• **Set task**: Write out the entries below once more, exactly.

• **Information shown**:
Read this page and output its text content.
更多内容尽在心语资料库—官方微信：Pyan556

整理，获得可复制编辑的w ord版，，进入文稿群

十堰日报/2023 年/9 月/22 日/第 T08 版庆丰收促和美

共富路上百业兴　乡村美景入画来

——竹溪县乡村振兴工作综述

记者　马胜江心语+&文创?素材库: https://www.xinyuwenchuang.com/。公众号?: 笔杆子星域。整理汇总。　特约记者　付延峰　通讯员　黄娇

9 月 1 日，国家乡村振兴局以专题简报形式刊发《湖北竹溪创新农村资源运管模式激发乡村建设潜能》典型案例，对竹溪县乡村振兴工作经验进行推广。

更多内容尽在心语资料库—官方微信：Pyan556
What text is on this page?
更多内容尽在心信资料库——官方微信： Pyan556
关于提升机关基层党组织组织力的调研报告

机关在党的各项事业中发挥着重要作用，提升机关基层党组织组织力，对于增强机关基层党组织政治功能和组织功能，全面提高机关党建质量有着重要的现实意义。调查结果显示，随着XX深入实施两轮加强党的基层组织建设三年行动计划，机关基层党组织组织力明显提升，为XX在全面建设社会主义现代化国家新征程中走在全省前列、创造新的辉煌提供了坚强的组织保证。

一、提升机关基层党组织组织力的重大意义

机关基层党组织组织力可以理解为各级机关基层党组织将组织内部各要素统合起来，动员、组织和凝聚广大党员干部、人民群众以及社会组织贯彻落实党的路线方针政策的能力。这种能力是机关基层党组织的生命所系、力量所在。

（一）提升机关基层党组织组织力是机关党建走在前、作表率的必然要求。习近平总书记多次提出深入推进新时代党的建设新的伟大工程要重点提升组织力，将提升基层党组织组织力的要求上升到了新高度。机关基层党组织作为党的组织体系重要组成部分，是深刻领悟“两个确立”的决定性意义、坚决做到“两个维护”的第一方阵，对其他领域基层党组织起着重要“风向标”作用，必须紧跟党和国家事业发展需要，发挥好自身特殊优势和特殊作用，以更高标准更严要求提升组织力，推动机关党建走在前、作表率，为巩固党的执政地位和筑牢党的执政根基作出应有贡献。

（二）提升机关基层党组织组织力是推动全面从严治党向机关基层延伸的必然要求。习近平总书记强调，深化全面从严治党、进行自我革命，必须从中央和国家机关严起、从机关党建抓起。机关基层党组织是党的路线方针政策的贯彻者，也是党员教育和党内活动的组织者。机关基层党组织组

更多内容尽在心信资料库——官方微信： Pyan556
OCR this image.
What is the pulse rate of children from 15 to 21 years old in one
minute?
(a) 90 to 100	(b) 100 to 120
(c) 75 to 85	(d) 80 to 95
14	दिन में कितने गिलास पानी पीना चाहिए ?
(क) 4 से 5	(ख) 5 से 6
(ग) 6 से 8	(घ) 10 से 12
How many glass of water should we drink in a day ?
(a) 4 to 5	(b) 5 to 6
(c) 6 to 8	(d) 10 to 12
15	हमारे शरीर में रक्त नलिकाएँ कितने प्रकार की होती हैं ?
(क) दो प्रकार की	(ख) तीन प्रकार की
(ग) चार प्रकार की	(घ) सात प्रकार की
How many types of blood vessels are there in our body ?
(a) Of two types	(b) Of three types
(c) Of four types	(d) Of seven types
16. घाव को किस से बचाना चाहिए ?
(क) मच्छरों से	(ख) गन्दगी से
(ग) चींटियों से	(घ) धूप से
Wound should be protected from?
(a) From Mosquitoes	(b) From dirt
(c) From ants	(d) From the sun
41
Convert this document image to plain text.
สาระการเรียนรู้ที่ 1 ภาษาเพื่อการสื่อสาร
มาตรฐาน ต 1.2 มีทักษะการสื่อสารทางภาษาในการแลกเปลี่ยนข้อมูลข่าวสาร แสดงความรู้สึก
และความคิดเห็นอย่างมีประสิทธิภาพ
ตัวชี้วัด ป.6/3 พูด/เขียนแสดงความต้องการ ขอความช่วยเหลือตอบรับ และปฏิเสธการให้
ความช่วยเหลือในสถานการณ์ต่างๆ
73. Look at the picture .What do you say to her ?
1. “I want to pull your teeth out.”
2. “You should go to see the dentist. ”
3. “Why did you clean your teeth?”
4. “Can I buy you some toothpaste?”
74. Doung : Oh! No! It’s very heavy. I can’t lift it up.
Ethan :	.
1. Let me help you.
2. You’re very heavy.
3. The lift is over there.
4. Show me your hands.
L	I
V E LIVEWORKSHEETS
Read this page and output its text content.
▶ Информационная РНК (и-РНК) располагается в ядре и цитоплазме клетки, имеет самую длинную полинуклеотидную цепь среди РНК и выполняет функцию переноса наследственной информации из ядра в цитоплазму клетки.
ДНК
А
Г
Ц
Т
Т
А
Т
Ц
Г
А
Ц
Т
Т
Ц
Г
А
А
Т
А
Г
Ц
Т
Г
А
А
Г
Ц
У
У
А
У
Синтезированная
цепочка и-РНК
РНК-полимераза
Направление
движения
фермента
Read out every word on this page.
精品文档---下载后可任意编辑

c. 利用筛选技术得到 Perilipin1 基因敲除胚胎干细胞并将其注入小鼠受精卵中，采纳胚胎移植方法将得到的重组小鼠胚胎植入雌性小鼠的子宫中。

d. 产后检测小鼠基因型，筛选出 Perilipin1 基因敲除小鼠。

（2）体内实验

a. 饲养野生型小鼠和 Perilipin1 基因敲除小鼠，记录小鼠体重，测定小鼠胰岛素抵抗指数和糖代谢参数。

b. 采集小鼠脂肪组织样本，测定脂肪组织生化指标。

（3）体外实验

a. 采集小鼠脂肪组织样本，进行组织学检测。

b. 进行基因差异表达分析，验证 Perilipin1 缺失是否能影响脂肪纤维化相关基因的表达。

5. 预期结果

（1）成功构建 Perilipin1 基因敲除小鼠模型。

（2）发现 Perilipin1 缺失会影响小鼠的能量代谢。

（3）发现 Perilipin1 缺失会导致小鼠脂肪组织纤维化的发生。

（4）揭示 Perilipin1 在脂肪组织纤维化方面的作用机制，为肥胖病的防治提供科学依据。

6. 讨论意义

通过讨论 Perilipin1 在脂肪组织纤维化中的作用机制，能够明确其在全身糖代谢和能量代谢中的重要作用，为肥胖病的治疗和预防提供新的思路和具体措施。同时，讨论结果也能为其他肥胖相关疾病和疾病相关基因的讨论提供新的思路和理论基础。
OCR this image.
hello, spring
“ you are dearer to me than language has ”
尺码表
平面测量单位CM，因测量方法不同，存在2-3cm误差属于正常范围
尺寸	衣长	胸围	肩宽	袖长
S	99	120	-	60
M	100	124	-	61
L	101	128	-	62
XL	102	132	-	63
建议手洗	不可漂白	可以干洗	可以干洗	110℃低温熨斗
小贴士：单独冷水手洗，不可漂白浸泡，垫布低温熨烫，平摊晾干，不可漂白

• **Expected answer**:
Read this page and output its text content.
更多内容尽在心语资料库—官方微信：Pyan556

整理，获得可复制编辑的w ord版，，进入文稿群

十堰日报/2023 年/9 月/22 日/第 T08 版庆丰收促和美

共富路上百业兴　乡村美景入画来

——竹溪县乡村振兴工作综述

记者　马胜江心语+&文创?素材库: https://www.xinyuwenchuang.com/。公众号?: 笔杆子星域。整理汇总。　特约记者　付延峰　通讯员　黄娇

9 月 1 日，国家乡村振兴局以专题简报形式刊发《湖北竹溪创新农村资源运管模式激发乡村建设潜能》典型案例，对竹溪县乡村振兴工作经验进行推广。

更多内容尽在心语资料库—官方微信：Pyan556
What text is on this page?
更多内容尽在心信资料库——官方微信： Pyan556
关于提升机关基层党组织组织力的调研报告

机关在党的各项事业中发挥着重要作用，提升机关基层党组织组织力，对于增强机关基层党组织政治功能和组织功能，全面提高机关党建质量有着重要的现实意义。调查结果显示，随着XX深入实施两轮加强党的基层组织建设三年行动计划，机关基层党组织组织力明显提升，为XX在全面建设社会主义现代化国家新征程中走在全省前列、创造新的辉煌提供了坚强的组织保证。

一、提升机关基层党组织组织力的重大意义

机关基层党组织组织力可以理解为各级机关基层党组织将组织内部各要素统合起来，动员、组织和凝聚广大党员干部、人民群众以及社会组织贯彻落实党的路线方针政策的能力。这种能力是机关基层党组织的生命所系、力量所在。

（一）提升机关基层党组织组织力是机关党建走在前、作表率的必然要求。习近平总书记多次提出深入推进新时代党的建设新的伟大工程要重点提升组织力，将提升基层党组织组织力的要求上升到了新高度。机关基层党组织作为党的组织体系重要组成部分，是深刻领悟“两个确立”的决定性意义、坚决做到“两个维护”的第一方阵，对其他领域基层党组织起着重要“风向标”作用，必须紧跟党和国家事业发展需要，发挥好自身特殊优势和特殊作用，以更高标准更严要求提升组织力，推动机关党建走在前、作表率，为巩固党的执政地位和筑牢党的执政根基作出应有贡献。

（二）提升机关基层党组织组织力是推动全面从严治党向机关基层延伸的必然要求。习近平总书记强调，深化全面从严治党、进行自我革命，必须从中央和国家机关严起、从机关党建抓起。机关基层党组织是党的路线方针政策的贯彻者，也是党员教育和党内活动的组织者。机关基层党组织组

更多内容尽在心信资料库——官方微信： Pyan556
OCR this image.
What is the pulse rate of children from 15 to 21 years old in one
minute?
(a) 90 to 100	(b) 100 to 120
(c) 75 to 85	(d) 80 to 95
14	दिन में कितने गिलास पानी पीना चाहिए ?
(क) 4 से 5	(ख) 5 से 6
(ग) 6 से 8	(घ) 10 से 12
How many glass of water should we drink in a day ?
(a) 4 to 5	(b) 5 to 6
(c) 6 to 8	(d) 10 to 12
15	हमारे शरीर में रक्त नलिकाएँ कितने प्रकार की होती हैं ?
(क) दो प्रकार की	(ख) तीन प्रकार की
(ग) चार प्रकार की	(घ) सात प्रकार की
How many types of blood vessels are there in our body ?
(a) Of two types	(b) Of three types
(c) Of four types	(d) Of seven types
16. घाव को किस से बचाना चाहिए ?
(क) मच्छरों से	(ख) गन्दगी से
(ग) चींटियों से	(घ) धूप से
Wound should be protected from?
(a) From Mosquitoes	(b) From dirt
(c) From ants	(d) From the sun
41
Convert this document image to plain text.
สาระการเรียนรู้ที่ 1 ภาษาเพื่อการสื่อสาร
มาตรฐาน ต 1.2 มีทักษะการสื่อสารทางภาษาในการแลกเปลี่ยนข้อมูลข่าวสาร แสดงความรู้สึก
และความคิดเห็นอย่างมีประสิทธิภาพ
ตัวชี้วัด ป.6/3 พูด/เขียนแสดงความต้องการ ขอความช่วยเหลือตอบรับ และปฏิเสธการให้
ความช่วยเหลือในสถานการณ์ต่างๆ
73. Look at the picture .What do you say to her ?
1. “I want to pull your teeth out.”
2. “You should go to see the dentist. ”
3. “Why did you clean your teeth?”
4. “Can I buy you some toothpaste?”
74. Doung : Oh! No! It’s very heavy. I can’t lift it up.
Ethan :	.
1. Let me help you.
2. You’re very heavy.
3. The lift is over there.
4. Show me your hands.
L	I
V E LIVEWORKSHEETS
Read this page and output its text content.
▶ Информационная РНК (и-РНК) располагается в ядре и цитоплазме клетки, имеет самую длинную полинуклеотидную цепь среди РНК и выполняет функцию переноса наследственной информации из ядра в цитоплазму клетки.
ДНК
А
Г
Ц
Т
Т
А
Т
Ц
Г
А
Ц
Т
Т
Ц
Г
А
А
Т
А
Г
Ц
Т
Г
А
А
Г
Ц
У
У
А
У
Синтезированная
цепочка и-РНК
РНК-полимераза
Направление
движения
фермента
Read out every word on this page.
精品文档---下载后可任意编辑

c. 利用筛选技术得到 Perilipin1 基因敲除胚胎干细胞并将其注入小鼠受精卵中，采纳胚胎移植方法将得到的重组小鼠胚胎植入雌性小鼠的子宫中。

d. 产后检测小鼠基因型，筛选出 Perilipin1 基因敲除小鼠。

（2）体内实验

a. 饲养野生型小鼠和 Perilipin1 基因敲除小鼠，记录小鼠体重，测定小鼠胰岛素抵抗指数和糖代谢参数。

b. 采集小鼠脂肪组织样本，测定脂肪组织生化指标。

（3）体外实验

a. 采集小鼠脂肪组织样本，进行组织学检测。

b. 进行基因差异表达分析，验证 Perilipin1 缺失是否能影响脂肪纤维化相关基因的表达。

5. 预期结果

（1）成功构建 Perilipin1 基因敲除小鼠模型。

（2）发现 Perilipin1 缺失会影响小鼠的能量代谢。

（3）发现 Perilipin1 缺失会导致小鼠脂肪组织纤维化的发生。

（4）揭示 Perilipin1 在脂肪组织纤维化方面的作用机制，为肥胖病的防治提供科学依据。

6. 讨论意义

通过讨论 Perilipin1 在脂肪组织纤维化中的作用机制，能够明确其在全身糖代谢和能量代谢中的重要作用，为肥胖病的治疗和预防提供新的思路和具体措施。同时，讨论结果也能为其他肥胖相关疾病和疾病相关基因的讨论提供新的思路和理论基础。
OCR this image.
hello, spring
“ you are dearer to me than language has ”
尺码表
平面测量单位CM，因测量方法不同，存在2-3cm误差属于正常范围
尺寸	衣长	胸围	肩宽	袖长
S	99	120	-	60
M	100	124	-	61
L	101	128	-	62
XL	102	132	-	63
建议手洗	不可漂白	可以干洗	可以干洗	110℃低温熨斗
小贴士：单独冷水手洗，不可漂白浸泡，垫布低温熨烫，平摊晾干，不可漂白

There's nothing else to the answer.